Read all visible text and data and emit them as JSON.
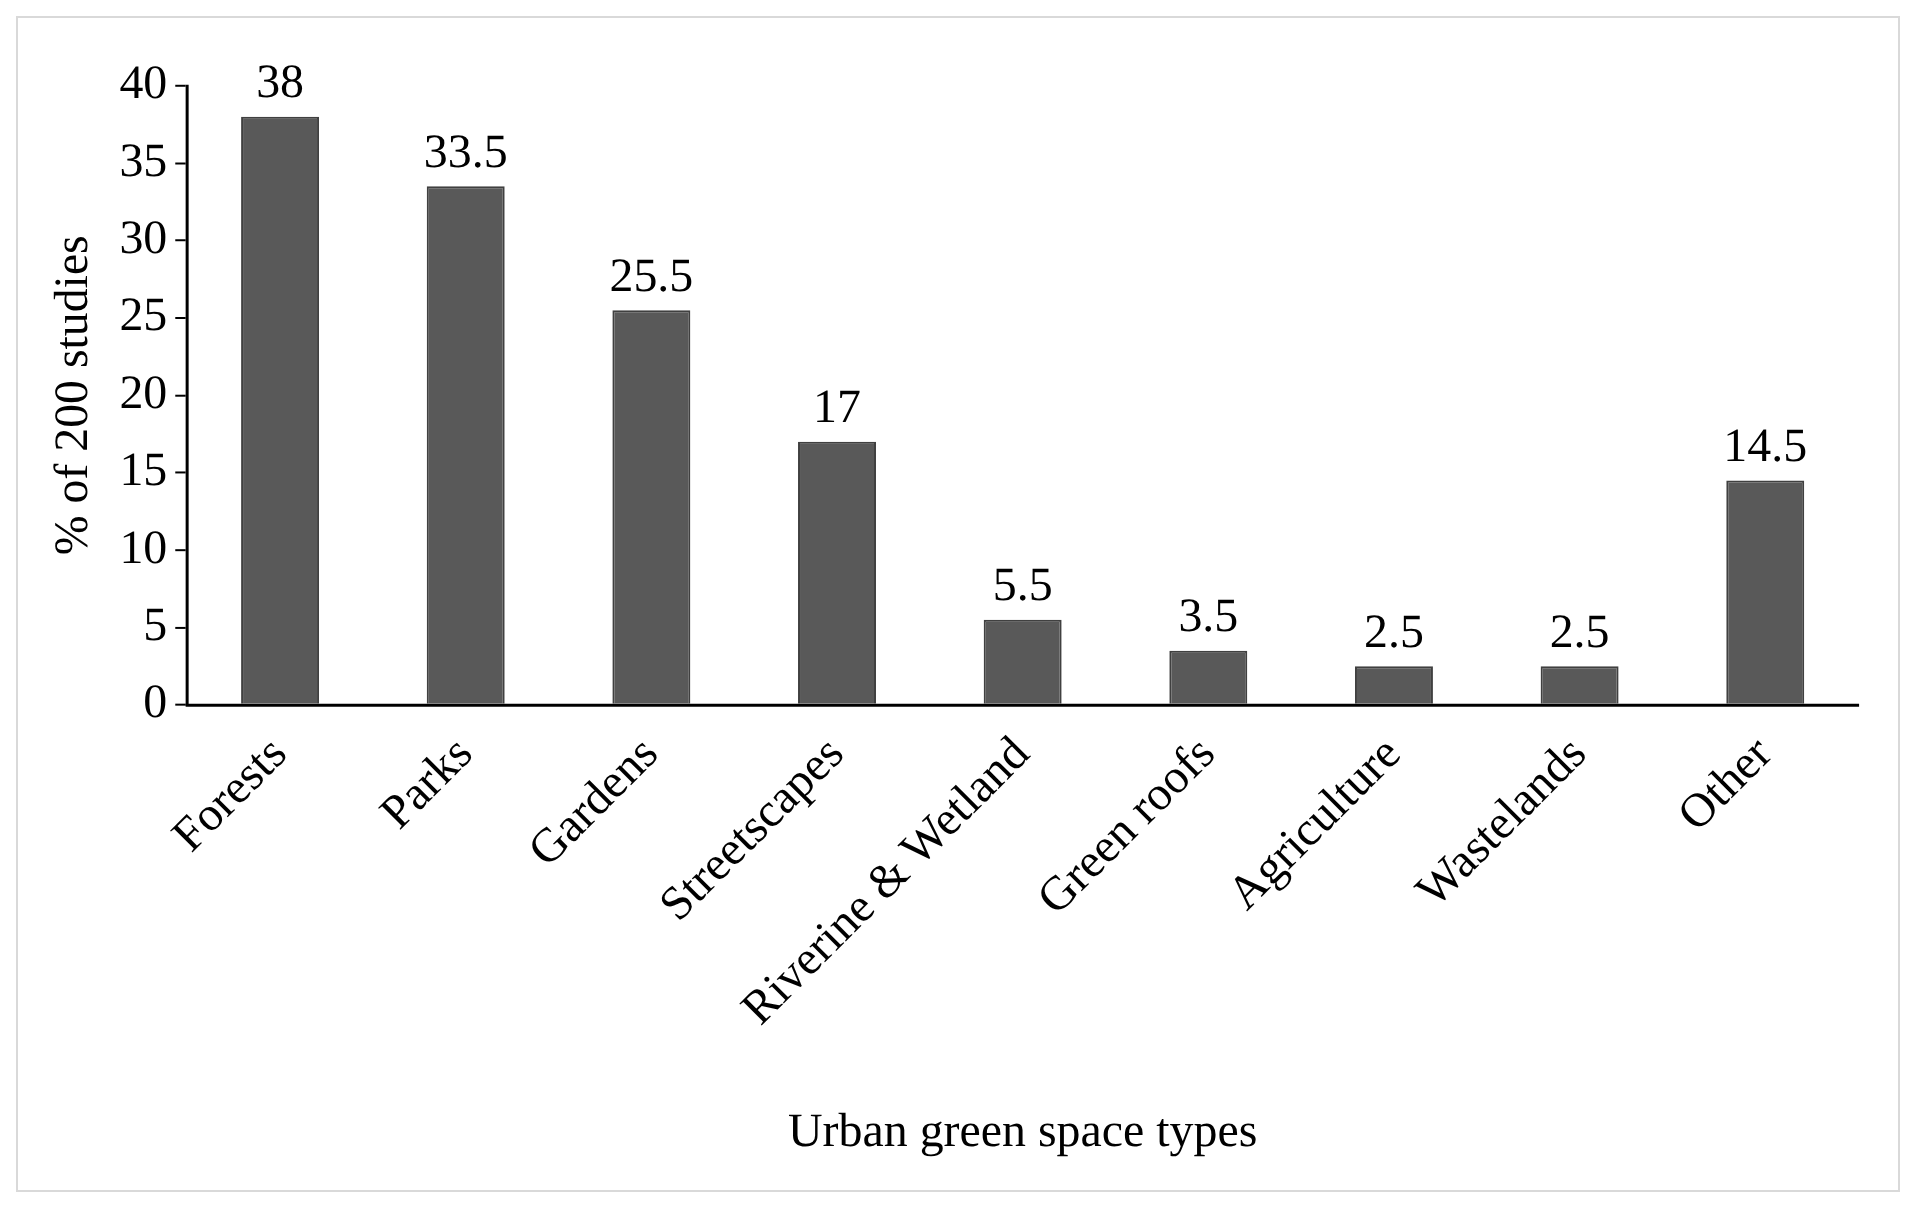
{
  "chart_data": {
    "type": "bar",
    "categories": [
      "Forests",
      "Parks",
      "Gardens",
      "Streetscapes",
      "Riverine & Wetland",
      "Green roofs",
      "Agriculture",
      "Wastelands",
      "Other"
    ],
    "values": [
      38,
      33.5,
      25.5,
      17,
      5.5,
      3.5,
      2.5,
      2.5,
      14.5
    ],
    "color": "#595959",
    "xlabel": "Urban green space types",
    "ylabel": "% of 200 studies",
    "ylim": [
      0,
      40
    ],
    "yticks": [
      0,
      5,
      10,
      15,
      20,
      25,
      30,
      35,
      40
    ],
    "data_labels": true
  }
}
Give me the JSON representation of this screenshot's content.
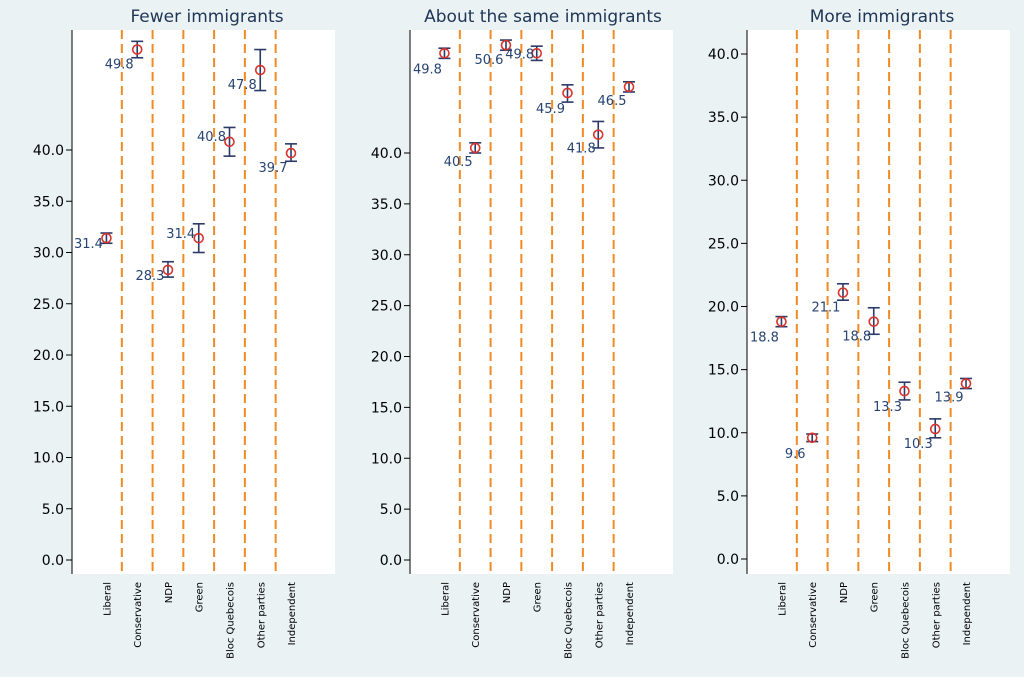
{
  "chart_data": [
    {
      "type": "scatter",
      "title": "Fewer immigrants",
      "categories": [
        "Liberal",
        "Conservative",
        "NDP",
        "Green",
        "Bloc Quebecois",
        "Other parties",
        "Independent"
      ],
      "values": [
        31.4,
        49.8,
        28.3,
        31.4,
        40.8,
        47.8,
        39.7
      ],
      "value_labels": [
        "31.4",
        "49.8",
        "28.3",
        "31.4",
        "40.8",
        "47.8",
        "39.7"
      ],
      "ci_low": [
        30.9,
        49.0,
        27.6,
        30.0,
        39.4,
        45.8,
        38.9
      ],
      "ci_high": [
        31.9,
        50.6,
        29.1,
        32.8,
        42.2,
        49.8,
        40.6
      ],
      "yticks": [
        "0.0",
        "5.0",
        "10.0",
        "15.0",
        "20.0",
        "25.0",
        "30.0",
        "35.0",
        "40.0"
      ],
      "ytick_values": [
        0,
        5,
        10,
        15,
        20,
        25,
        30,
        35,
        40
      ],
      "ylim": [
        -1,
        52.5
      ],
      "xlabel": "",
      "ylabel": ""
    },
    {
      "type": "scatter",
      "title": "About the same immigrants",
      "categories": [
        "Liberal",
        "Conservative",
        "NDP",
        "Green",
        "Bloc Quebecois",
        "Other parties",
        "Independent"
      ],
      "values": [
        49.8,
        40.5,
        50.6,
        49.8,
        45.9,
        41.8,
        46.5
      ],
      "value_labels": [
        "49.8",
        "40.5",
        "50.6",
        "49.8",
        "45.9",
        "41.8",
        "46.5"
      ],
      "ci_low": [
        49.3,
        40.0,
        50.1,
        49.1,
        45.0,
        40.5,
        46.0
      ],
      "ci_high": [
        50.3,
        41.0,
        51.1,
        50.5,
        46.7,
        43.1,
        47.0
      ],
      "yticks": [
        "0.0",
        "5.0",
        "10.0",
        "15.0",
        "20.0",
        "25.0",
        "30.0",
        "35.0",
        "40.0"
      ],
      "ytick_values": [
        0,
        5,
        10,
        15,
        20,
        25,
        30,
        35,
        40
      ],
      "ylim": [
        -1,
        52.5
      ],
      "xlabel": "",
      "ylabel": ""
    },
    {
      "type": "scatter",
      "title": "More immigrants",
      "categories": [
        "Liberal",
        "Conservative",
        "NDP",
        "Green",
        "Bloc Quebecois",
        "Other parties",
        "Independent"
      ],
      "values": [
        18.8,
        9.6,
        21.1,
        18.8,
        13.3,
        10.3,
        13.9
      ],
      "value_labels": [
        "18.8",
        "9.6",
        "21.1",
        "18.8",
        "13.3",
        "10.3",
        "13.9"
      ],
      "ci_low": [
        18.4,
        9.3,
        20.5,
        17.8,
        12.6,
        9.6,
        13.5
      ],
      "ci_high": [
        19.2,
        9.9,
        21.8,
        19.9,
        14.0,
        11.1,
        14.3
      ],
      "yticks": [
        "0.0",
        "5.0",
        "10.0",
        "15.0",
        "20.0",
        "25.0",
        "30.0",
        "35.0",
        "40.0"
      ],
      "ytick_values": [
        0,
        5,
        10,
        15,
        20,
        25,
        30,
        35,
        40
      ],
      "ylim": [
        -1,
        42.5
      ],
      "xlabel": "",
      "ylabel": ""
    }
  ],
  "colors": {
    "outer_background": "#eaf2f3",
    "plot_background": "#ffffff",
    "divider": "#f08a24",
    "marker": "#d9342b",
    "errorbar": "#2b3a67",
    "label": "#274472",
    "axis": "#000000"
  }
}
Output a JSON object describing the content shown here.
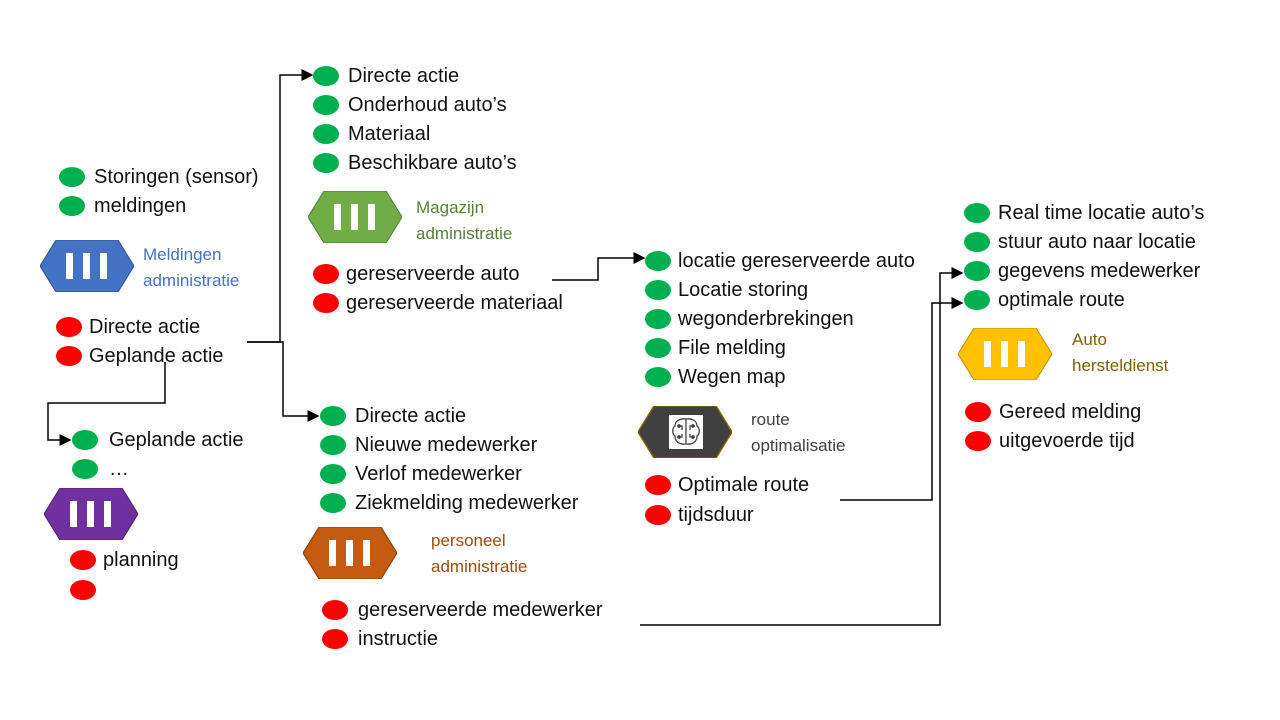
{
  "colors": {
    "input_dot": "#00b050",
    "output_dot": "#ff0000",
    "meldingen": "#4472c4",
    "magazijn": "#70ad47",
    "personeel": "#c55a11",
    "planning": "#7030a0",
    "route": "#404040",
    "auto": "#ffc000"
  },
  "meldingen": {
    "inputs": [
      "Storingen (sensor)",
      "meldingen"
    ],
    "name": [
      "Meldingen",
      "administratie"
    ],
    "outputs": [
      "Directe actie",
      "Geplande actie"
    ]
  },
  "planning": {
    "inputs": [
      "Geplande actie",
      "…"
    ],
    "outputs": [
      "planning",
      ""
    ]
  },
  "magazijn": {
    "inputs": [
      "Directe actie",
      "Onderhoud auto’s",
      "Materiaal",
      "Beschikbare auto’s"
    ],
    "name": [
      "Magazijn",
      "administratie"
    ],
    "outputs": [
      "gereserveerde auto",
      "gereserveerde materiaal"
    ]
  },
  "personeel": {
    "inputs": [
      "Directe actie",
      "Nieuwe medewerker",
      "Verlof medewerker",
      "Ziekmelding medewerker"
    ],
    "name": [
      "personeel",
      "administratie"
    ],
    "outputs": [
      "gereserveerde medewerker",
      "instructie"
    ]
  },
  "route": {
    "inputs": [
      "locatie gereserveerde auto",
      "Locatie storing",
      "wegonderbrekingen",
      "File melding",
      "Wegen map"
    ],
    "name": [
      "route",
      "optimalisatie"
    ],
    "outputs": [
      "Optimale route",
      "tijdsduur"
    ],
    "icon": "brain-circuit-icon"
  },
  "auto": {
    "inputs": [
      "Real time locatie auto’s",
      "stuur auto naar locatie",
      "gegevens medewerker",
      "optimale route"
    ],
    "name": [
      "Auto",
      "hersteldienst"
    ],
    "outputs": [
      "Gereed melding",
      "uitgevoerde tijd"
    ]
  }
}
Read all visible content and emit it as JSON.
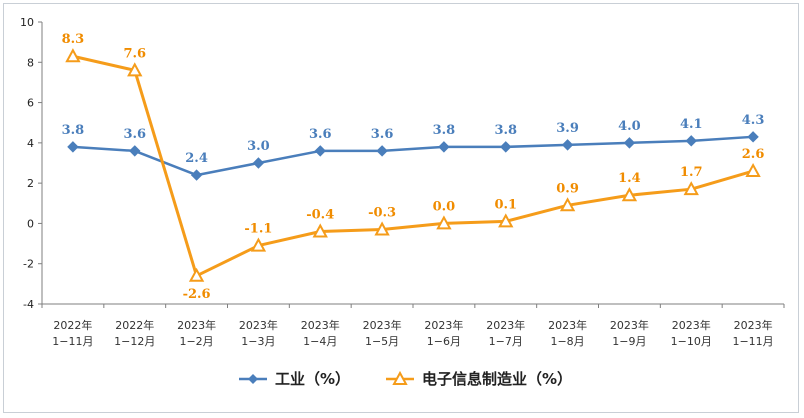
{
  "chart_data": {
    "type": "line",
    "categories": [
      [
        "2022年",
        "1−11月"
      ],
      [
        "2022年",
        "1−12月"
      ],
      [
        "2023年",
        "1−2月"
      ],
      [
        "2023年",
        "1−3月"
      ],
      [
        "2023年",
        "1−4月"
      ],
      [
        "2023年",
        "1−5月"
      ],
      [
        "2023年",
        "1−6月"
      ],
      [
        "2023年",
        "1−7月"
      ],
      [
        "2023年",
        "1−8月"
      ],
      [
        "2023年",
        "1−9月"
      ],
      [
        "2023年",
        "1−10月"
      ],
      [
        "2023年",
        "1−11月"
      ]
    ],
    "series": [
      {
        "name": "工业（%）",
        "color": "#4a7ebb",
        "marker": "diamond",
        "values": [
          3.8,
          3.6,
          2.4,
          3.0,
          3.6,
          3.6,
          3.8,
          3.8,
          3.9,
          4.0,
          4.1,
          4.3
        ],
        "labels": [
          "3.8",
          "3.6",
          "2.4",
          "3.0",
          "3.6",
          "3.6",
          "3.8",
          "3.8",
          "3.9",
          "4.0",
          "4.1",
          "4.3"
        ]
      },
      {
        "name": "电子信息制造业（%）",
        "color": "#f59c1a",
        "marker": "triangle",
        "values": [
          8.3,
          7.6,
          -2.6,
          -1.1,
          -0.4,
          -0.3,
          0.0,
          0.1,
          0.9,
          1.4,
          1.7,
          2.6
        ],
        "labels": [
          "8.3",
          "7.6",
          "-2.6",
          "-1.1",
          "-0.4",
          "-0.3",
          "0.0",
          "0.1",
          "0.9",
          "1.4",
          "1.7",
          "2.6"
        ]
      }
    ],
    "ylim": [
      -4,
      10
    ],
    "yticks": [
      -4,
      -2,
      0,
      2,
      4,
      6,
      8,
      10
    ],
    "grid": false,
    "legend_position": "bottom-center",
    "title": "",
    "xlabel": "",
    "ylabel": ""
  }
}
────────────────────
- **TASK STATEMENT**: Pick out every line holding the string "Read" and return it.

- **ANSWER TO THE PROBLEM**:
Read all visible text and data and emit them as JSON.
Read all visible content and emit it as JSON.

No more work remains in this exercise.